== Problem statement ==
Identify the lines that contain the string "icon", then copy each of them.

== Data to use ==
────

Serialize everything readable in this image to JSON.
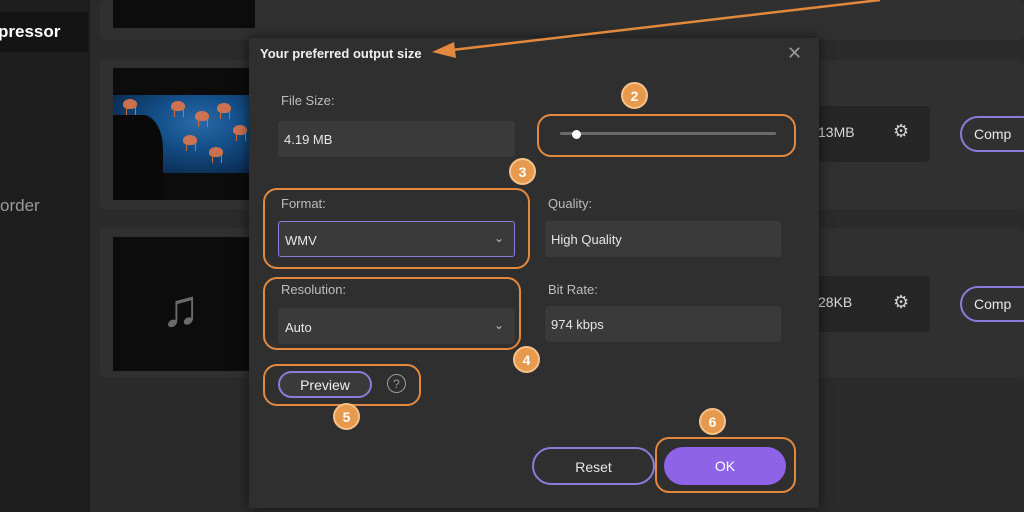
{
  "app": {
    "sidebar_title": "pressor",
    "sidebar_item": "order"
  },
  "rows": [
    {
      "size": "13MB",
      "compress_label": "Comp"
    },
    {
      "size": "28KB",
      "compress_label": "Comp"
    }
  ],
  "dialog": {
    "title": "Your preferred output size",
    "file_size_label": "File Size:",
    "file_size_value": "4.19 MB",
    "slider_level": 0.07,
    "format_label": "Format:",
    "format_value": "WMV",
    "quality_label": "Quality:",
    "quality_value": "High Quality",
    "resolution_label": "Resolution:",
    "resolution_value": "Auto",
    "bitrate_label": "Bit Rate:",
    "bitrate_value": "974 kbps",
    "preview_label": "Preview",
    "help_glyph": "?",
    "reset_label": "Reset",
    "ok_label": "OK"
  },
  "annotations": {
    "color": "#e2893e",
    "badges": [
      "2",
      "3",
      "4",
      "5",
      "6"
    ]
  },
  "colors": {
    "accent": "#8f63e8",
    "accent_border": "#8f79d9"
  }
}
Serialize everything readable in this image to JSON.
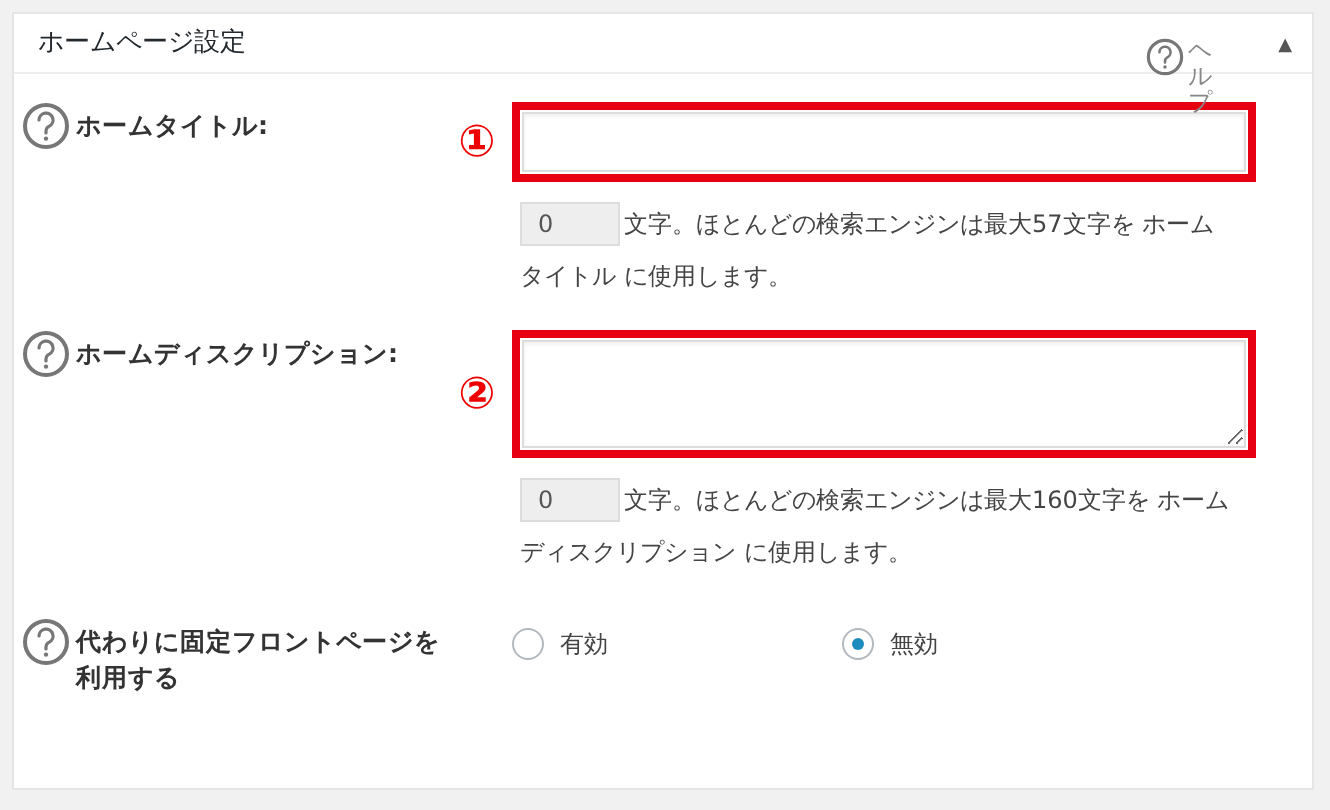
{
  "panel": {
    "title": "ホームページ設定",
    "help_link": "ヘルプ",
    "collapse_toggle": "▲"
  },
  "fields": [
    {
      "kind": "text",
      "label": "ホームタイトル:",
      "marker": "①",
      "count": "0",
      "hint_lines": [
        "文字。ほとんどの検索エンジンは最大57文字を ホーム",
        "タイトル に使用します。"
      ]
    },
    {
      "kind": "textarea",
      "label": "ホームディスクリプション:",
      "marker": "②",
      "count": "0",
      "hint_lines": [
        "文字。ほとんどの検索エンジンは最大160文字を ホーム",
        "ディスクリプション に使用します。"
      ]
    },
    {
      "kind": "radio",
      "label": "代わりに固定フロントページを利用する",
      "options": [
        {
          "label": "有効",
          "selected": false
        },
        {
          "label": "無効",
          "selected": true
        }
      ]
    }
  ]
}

────

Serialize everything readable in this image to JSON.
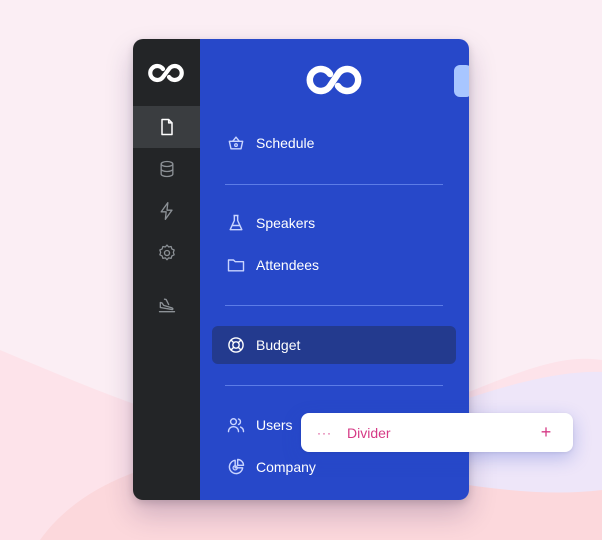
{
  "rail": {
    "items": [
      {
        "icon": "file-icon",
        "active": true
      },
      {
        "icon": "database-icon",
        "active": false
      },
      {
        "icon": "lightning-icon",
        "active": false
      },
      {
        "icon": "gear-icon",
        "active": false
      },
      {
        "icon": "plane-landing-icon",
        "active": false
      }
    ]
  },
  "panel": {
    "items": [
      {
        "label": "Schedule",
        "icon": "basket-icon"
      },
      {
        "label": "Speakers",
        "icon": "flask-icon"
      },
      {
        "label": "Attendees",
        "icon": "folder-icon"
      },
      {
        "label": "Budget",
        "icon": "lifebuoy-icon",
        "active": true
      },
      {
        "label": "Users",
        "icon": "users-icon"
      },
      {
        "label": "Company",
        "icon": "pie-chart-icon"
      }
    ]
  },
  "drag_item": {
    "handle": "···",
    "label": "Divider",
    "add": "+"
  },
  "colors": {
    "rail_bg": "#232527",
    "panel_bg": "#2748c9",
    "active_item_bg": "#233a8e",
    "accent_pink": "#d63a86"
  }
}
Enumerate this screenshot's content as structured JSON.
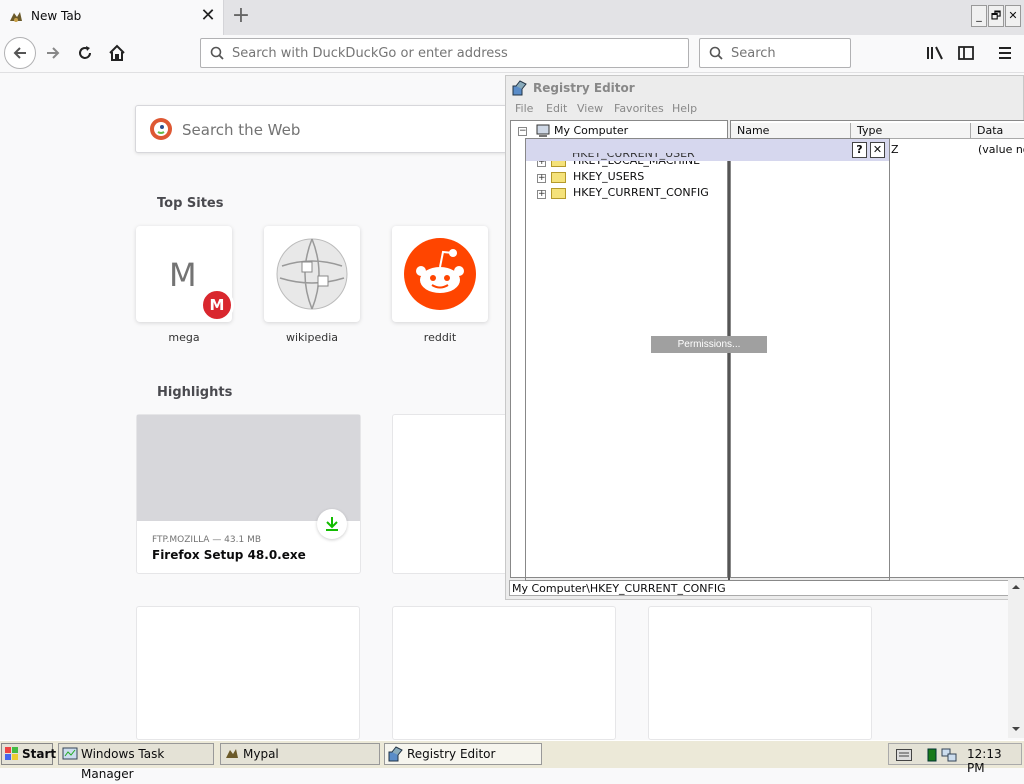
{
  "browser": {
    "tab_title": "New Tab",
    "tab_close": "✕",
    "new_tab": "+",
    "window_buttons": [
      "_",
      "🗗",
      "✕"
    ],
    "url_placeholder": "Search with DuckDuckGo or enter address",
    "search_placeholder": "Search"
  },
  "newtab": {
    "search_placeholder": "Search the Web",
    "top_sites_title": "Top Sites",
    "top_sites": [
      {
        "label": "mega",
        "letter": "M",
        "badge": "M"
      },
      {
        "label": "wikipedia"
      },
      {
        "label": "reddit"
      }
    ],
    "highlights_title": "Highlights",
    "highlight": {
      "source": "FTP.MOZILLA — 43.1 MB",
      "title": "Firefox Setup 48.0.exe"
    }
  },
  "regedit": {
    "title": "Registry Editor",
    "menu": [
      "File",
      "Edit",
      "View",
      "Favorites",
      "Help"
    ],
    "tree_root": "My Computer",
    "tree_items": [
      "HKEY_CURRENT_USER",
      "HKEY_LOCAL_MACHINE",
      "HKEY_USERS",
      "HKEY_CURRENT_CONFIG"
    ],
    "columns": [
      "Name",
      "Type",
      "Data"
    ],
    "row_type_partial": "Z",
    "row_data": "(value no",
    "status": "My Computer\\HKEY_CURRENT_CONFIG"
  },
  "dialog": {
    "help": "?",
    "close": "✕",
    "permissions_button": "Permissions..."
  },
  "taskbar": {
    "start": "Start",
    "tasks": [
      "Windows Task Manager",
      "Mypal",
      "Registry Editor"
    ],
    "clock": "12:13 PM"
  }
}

────

== Exercise response ==
        "icon": "file-icon",
        "icon": "database-icon",
        "icon": "lightning-icon",
        "icon": "gear-icon",
        "icon": "plane-landing-icon",
        "icon": "basket-icon"
        "icon": "flask-icon"
        "icon": "folder-icon"
        "icon": "lifebuoy-icon",
        "icon": "users-icon"
        "icon": "pie-chart-icon"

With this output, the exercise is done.